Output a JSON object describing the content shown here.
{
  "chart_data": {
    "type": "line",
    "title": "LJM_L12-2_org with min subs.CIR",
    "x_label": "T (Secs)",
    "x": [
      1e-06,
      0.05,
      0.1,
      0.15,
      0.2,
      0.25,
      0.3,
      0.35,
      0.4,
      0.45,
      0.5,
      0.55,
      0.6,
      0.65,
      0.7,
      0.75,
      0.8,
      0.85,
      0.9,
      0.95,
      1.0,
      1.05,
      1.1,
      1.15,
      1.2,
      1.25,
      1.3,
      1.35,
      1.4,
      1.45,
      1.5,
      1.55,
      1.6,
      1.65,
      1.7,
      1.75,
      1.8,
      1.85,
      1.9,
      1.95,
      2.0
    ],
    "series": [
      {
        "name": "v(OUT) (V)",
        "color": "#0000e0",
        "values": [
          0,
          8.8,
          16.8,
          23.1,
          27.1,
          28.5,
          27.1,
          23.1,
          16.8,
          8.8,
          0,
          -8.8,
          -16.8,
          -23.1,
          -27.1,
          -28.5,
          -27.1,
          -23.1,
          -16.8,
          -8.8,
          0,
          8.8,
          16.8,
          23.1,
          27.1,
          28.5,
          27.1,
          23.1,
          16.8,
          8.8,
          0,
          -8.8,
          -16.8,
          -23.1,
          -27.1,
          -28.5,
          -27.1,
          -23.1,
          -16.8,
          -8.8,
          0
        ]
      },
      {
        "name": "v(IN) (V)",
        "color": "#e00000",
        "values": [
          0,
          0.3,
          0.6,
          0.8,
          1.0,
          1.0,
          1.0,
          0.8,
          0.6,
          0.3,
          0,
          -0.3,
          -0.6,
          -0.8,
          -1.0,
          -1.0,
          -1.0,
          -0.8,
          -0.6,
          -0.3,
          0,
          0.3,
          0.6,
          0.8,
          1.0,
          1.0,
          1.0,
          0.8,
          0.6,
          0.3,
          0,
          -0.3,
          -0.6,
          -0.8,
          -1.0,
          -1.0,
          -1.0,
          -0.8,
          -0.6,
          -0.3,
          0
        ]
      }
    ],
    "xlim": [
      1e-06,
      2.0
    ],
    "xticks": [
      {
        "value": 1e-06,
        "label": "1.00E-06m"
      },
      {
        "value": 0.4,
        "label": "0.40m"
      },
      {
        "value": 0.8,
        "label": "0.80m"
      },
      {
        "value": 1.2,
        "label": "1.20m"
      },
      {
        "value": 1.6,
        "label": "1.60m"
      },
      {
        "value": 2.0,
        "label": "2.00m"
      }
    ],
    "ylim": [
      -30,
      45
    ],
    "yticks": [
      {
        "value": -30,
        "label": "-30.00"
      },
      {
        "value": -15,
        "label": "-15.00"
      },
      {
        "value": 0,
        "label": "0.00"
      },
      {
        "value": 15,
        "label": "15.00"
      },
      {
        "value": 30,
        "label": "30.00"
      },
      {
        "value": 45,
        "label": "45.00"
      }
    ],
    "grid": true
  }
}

# # # #

Aim of the exercise: Give back all the data exactly as written.

Expected answer:
Output a JSON object describing the content shown here.
{
  "chart_data": {
    "type": "line",
    "title": "LJM_L12-2_org with min subs.CIR",
    "x_label": "T (Secs)",
    "x": [
      1e-06,
      0.05,
      0.1,
      0.15,
      0.2,
      0.25,
      0.3,
      0.35,
      0.4,
      0.45,
      0.5,
      0.55,
      0.6,
      0.65,
      0.7,
      0.75,
      0.8,
      0.85,
      0.9,
      0.95,
      1.0,
      1.05,
      1.1,
      1.15,
      1.2,
      1.25,
      1.3,
      1.35,
      1.4,
      1.45,
      1.5,
      1.55,
      1.6,
      1.65,
      1.7,
      1.75,
      1.8,
      1.85,
      1.9,
      1.95,
      2.0
    ],
    "series": [
      {
        "name": "v(OUT) (V)",
        "color": "#0000e0",
        "values": [
          0,
          8.8,
          16.8,
          23.1,
          27.1,
          28.5,
          27.1,
          23.1,
          16.8,
          8.8,
          0,
          -8.8,
          -16.8,
          -23.1,
          -27.1,
          -28.5,
          -27.1,
          -23.1,
          -16.8,
          -8.8,
          0,
          8.8,
          16.8,
          23.1,
          27.1,
          28.5,
          27.1,
          23.1,
          16.8,
          8.8,
          0,
          -8.8,
          -16.8,
          -23.1,
          -27.1,
          -28.5,
          -27.1,
          -23.1,
          -16.8,
          -8.8,
          0
        ]
      },
      {
        "name": "v(IN) (V)",
        "color": "#e00000",
        "values": [
          0,
          0.3,
          0.6,
          0.8,
          1.0,
          1.0,
          1.0,
          0.8,
          0.6,
          0.3,
          0,
          -0.3,
          -0.6,
          -0.8,
          -1.0,
          -1.0,
          -1.0,
          -0.8,
          -0.6,
          -0.3,
          0,
          0.3,
          0.6,
          0.8,
          1.0,
          1.0,
          1.0,
          0.8,
          0.6,
          0.3,
          0,
          -0.3,
          -0.6,
          -0.8,
          -1.0,
          -1.0,
          -1.0,
          -0.8,
          -0.6,
          -0.3,
          0
        ]
      }
    ],
    "xlim": [
      1e-06,
      2.0
    ],
    "xticks": [
      {
        "value": 1e-06,
        "label": "1.00E-06m"
      },
      {
        "value": 0.4,
        "label": "0.40m"
      },
      {
        "value": 0.8,
        "label": "0.80m"
      },
      {
        "value": 1.2,
        "label": "1.20m"
      },
      {
        "value": 1.6,
        "label": "1.60m"
      },
      {
        "value": 2.0,
        "label": "2.00m"
      }
    ],
    "ylim": [
      -30,
      45
    ],
    "yticks": [
      {
        "value": -30,
        "label": "-30.00"
      },
      {
        "value": -15,
        "label": "-15.00"
      },
      {
        "value": 0,
        "label": "0.00"
      },
      {
        "value": 15,
        "label": "15.00"
      },
      {
        "value": 30,
        "label": "30.00"
      },
      {
        "value": 45,
        "label": "45.00"
      }
    ],
    "grid": true
  }
}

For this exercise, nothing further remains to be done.